Input records:
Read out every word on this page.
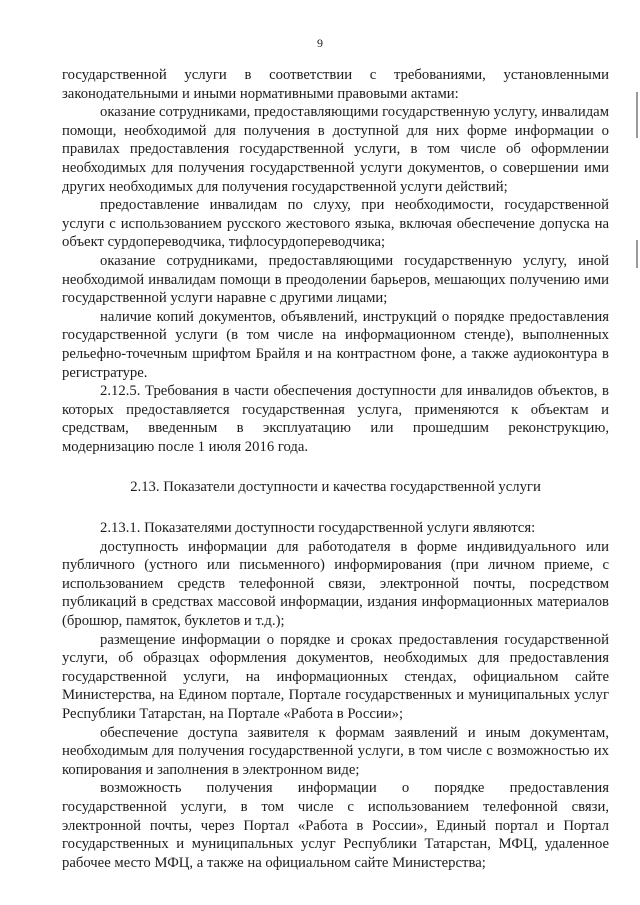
9

государственной услуги в соответствии с требованиями, установленными законодательными и иными нормативными правовыми актами:

оказание сотрудниками, предоставляющими государственную услугу, инвалидам помощи, необходимой для получения в доступной для них форме информации о правилах предоставления государственной услуги, в том числе об оформлении необходимых для получения государственной услуги документов, о совершении ими других необходимых для получения государственной услуги действий;

предоставление инвалидам по слуху, при необходимости, государственной услуги с использованием русского жестового языка, включая обеспечение допуска на объект сурдопереводчика, тифлосурдопереводчика;

оказание сотрудниками, предоставляющими государственную услугу, иной необходимой инвалидам помощи в преодолении барьеров, мешающих получению ими государственной услуги наравне с другими лицами;

наличие копий документов, объявлений, инструкций о порядке предоставления государственной услуги (в том числе на информационном стенде), выполненных рельефно-точечным шрифтом Брайля и на контрастном фоне, а также аудиоконтура в регистратуре.

2.12.5. Требования в части обеспечения доступности для инвалидов объектов, в которых предоставляется государственная услуга, применяются к объектам и средствам, введенным в эксплуатацию или прошедшим реконструкцию, модернизацию после 1 июля 2016 года.

2.13. Показатели доступности и качества государственной услуги

2.13.1. Показателями доступности государственной услуги являются:

доступность информации для работодателя в форме индивидуального или публичного (устного или письменного) информирования (при личном приеме, с использованием средств телефонной связи, электронной почты, посредством публикаций в средствах массовой информации, издания информационных материалов (брошюр, памяток, буклетов и т.д.);

размещение информации о порядке и сроках предоставления государственной услуги, об образцах оформления документов, необходимых для предоставления государственной услуги, на информационных стендах, официальном сайте Министерства, на Едином портале, Портале государственных и муниципальных услуг Республики Татарстан, на Портале «Работа в России»;

обеспечение доступа заявителя к формам заявлений и иным документам, необходимым для получения государственной услуги, в том числе с возможностью их копирования и заполнения в электронном виде;

возможность получения информации о порядке предоставления государственной услуги, в том числе с использованием телефонной связи, электронной почты, через Портал «Работа в России», Единый портал и Портал государственных и муниципальных услуг Республики Татарстан, МФЦ, удаленное рабочее место МФЦ, а также на официальном сайте Министерства;
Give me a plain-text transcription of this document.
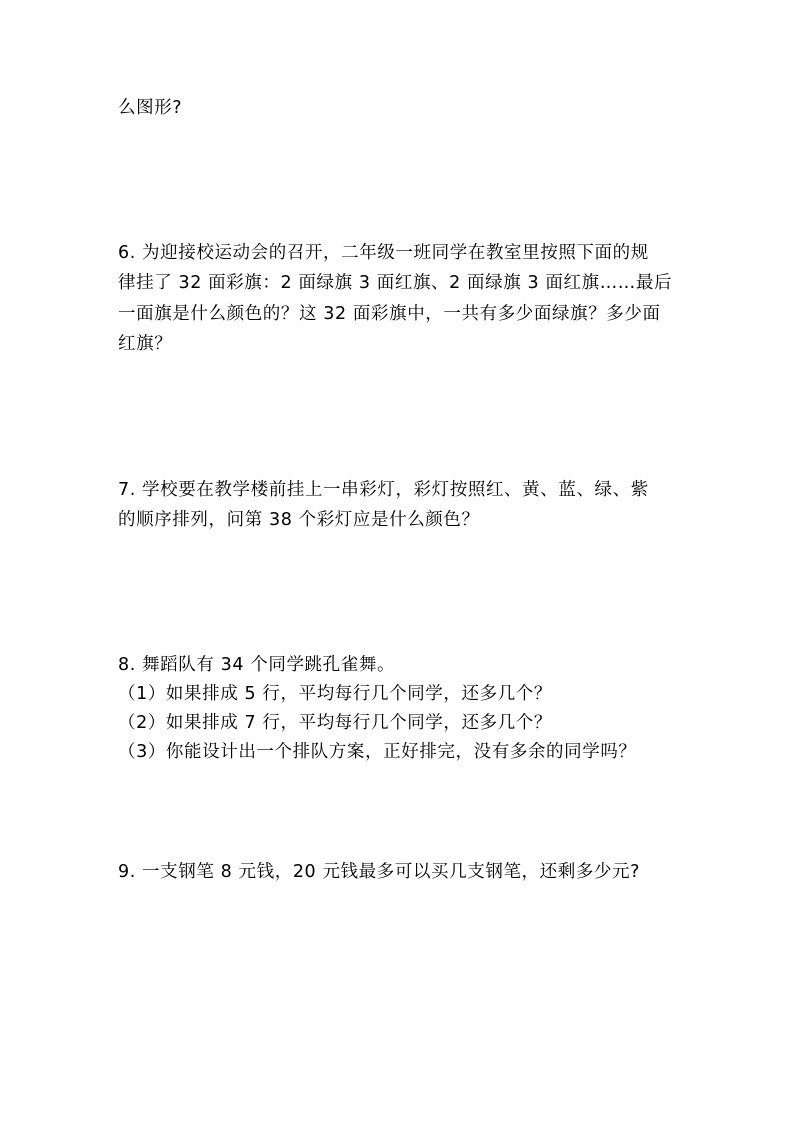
么图形?
6. 为迎接校运动会的召开，二年级一班同学在教室里按照下面的规
律挂了 32 面彩旗：2 面绿旗 3 面红旗、2 面绿旗 3 面红旗……最后
一面旗是什么颜色的？这 32 面彩旗中，一共有多少面绿旗？多少面
红旗？
7. 学校要在教学楼前挂上一串彩灯，彩灯按照红、黄、蓝、绿、紫
的顺序排列，问第 38 个彩灯应是什么颜色？
8. 舞蹈队有 34 个同学跳孔雀舞。
（1）如果排成 5 行，平均每行几个同学，还多几个？
（2）如果排成 7 行，平均每行几个同学，还多几个？
（3）你能设计出一个排队方案，正好排完，没有多余的同学吗？
9. 一支钢笔 8 元钱，20 元钱最多可以买几支钢笔，还剩多少元?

Task directions:
Retype each entry precisely. Skip images entirely.

Written response:
Read out every word on this page.
9

государственной услуги в соответствии с требованиями, установленными законодательными и иными нормативными правовыми актами:

оказание сотрудниками, предоставляющими государственную услугу, инвалидам помощи, необходимой для получения в доступной для них форме информации о правилах предоставления государственной услуги, в том числе об оформлении необходимых для получения государственной услуги документов, о совершении ими других необходимых для получения государственной услуги действий;

предоставление инвалидам по слуху, при необходимости, государственной услуги с использованием русского жестового языка, включая обеспечение допуска на объект сурдопереводчика, тифлосурдопереводчика;

оказание сотрудниками, предоставляющими государственную услугу, иной необходимой инвалидам помощи в преодолении барьеров, мешающих получению ими государственной услуги наравне с другими лицами;

наличие копий документов, объявлений, инструкций о порядке предоставления государственной услуги (в том числе на информационном стенде), выполненных рельефно-точечным шрифтом Брайля и на контрастном фоне, а также аудиоконтура в регистратуре.

2.12.5. Требования в части обеспечения доступности для инвалидов объектов, в которых предоставляется государственная услуга, применяются к объектам и средствам, введенным в эксплуатацию или прошедшим реконструкцию, модернизацию после 1 июля 2016 года.

2.13. Показатели доступности и качества государственной услуги

2.13.1. Показателями доступности государственной услуги являются:

доступность информации для работодателя в форме индивидуального или публичного (устного или письменного) информирования (при личном приеме, с использованием средств телефонной связи, электронной почты, посредством публикаций в средствах массовой информации, издания информационных материалов (брошюр, памяток, буклетов и т.д.);

размещение информации о порядке и сроках предоставления государственной услуги, об образцах оформления документов, необходимых для предоставления государственной услуги, на информационных стендах, официальном сайте Министерства, на Едином портале, Портале государственных и муниципальных услуг Республики Татарстан, на Портале «Работа в России»;

обеспечение доступа заявителя к формам заявлений и иным документам, необходимым для получения государственной услуги, в том числе с возможностью их копирования и заполнения в электронном виде;

возможность получения информации о порядке предоставления государственной услуги, в том числе с использованием телефонной связи, электронной почты, через Портал «Работа в России», Единый портал и Портал государственных и муниципальных услуг Республики Татарстан, МФЦ, удаленное рабочее место МФЦ, а также на официальном сайте Министерства;
Give me a plain-text transcription of this document.
么图形?
6. 为迎接校运动会的召开，二年级一班同学在教室里按照下面的规
律挂了 32 面彩旗：2 面绿旗 3 面红旗、2 面绿旗 3 面红旗……最后
一面旗是什么颜色的？这 32 面彩旗中，一共有多少面绿旗？多少面
红旗？
7. 学校要在教学楼前挂上一串彩灯，彩灯按照红、黄、蓝、绿、紫
的顺序排列，问第 38 个彩灯应是什么颜色？
8. 舞蹈队有 34 个同学跳孔雀舞。
（1）如果排成 5 行，平均每行几个同学，还多几个？
（2）如果排成 7 行，平均每行几个同学，还多几个？
（3）你能设计出一个排队方案，正好排完，没有多余的同学吗？
9. 一支钢笔 8 元钱，20 元钱最多可以买几支钢笔，还剩多少元?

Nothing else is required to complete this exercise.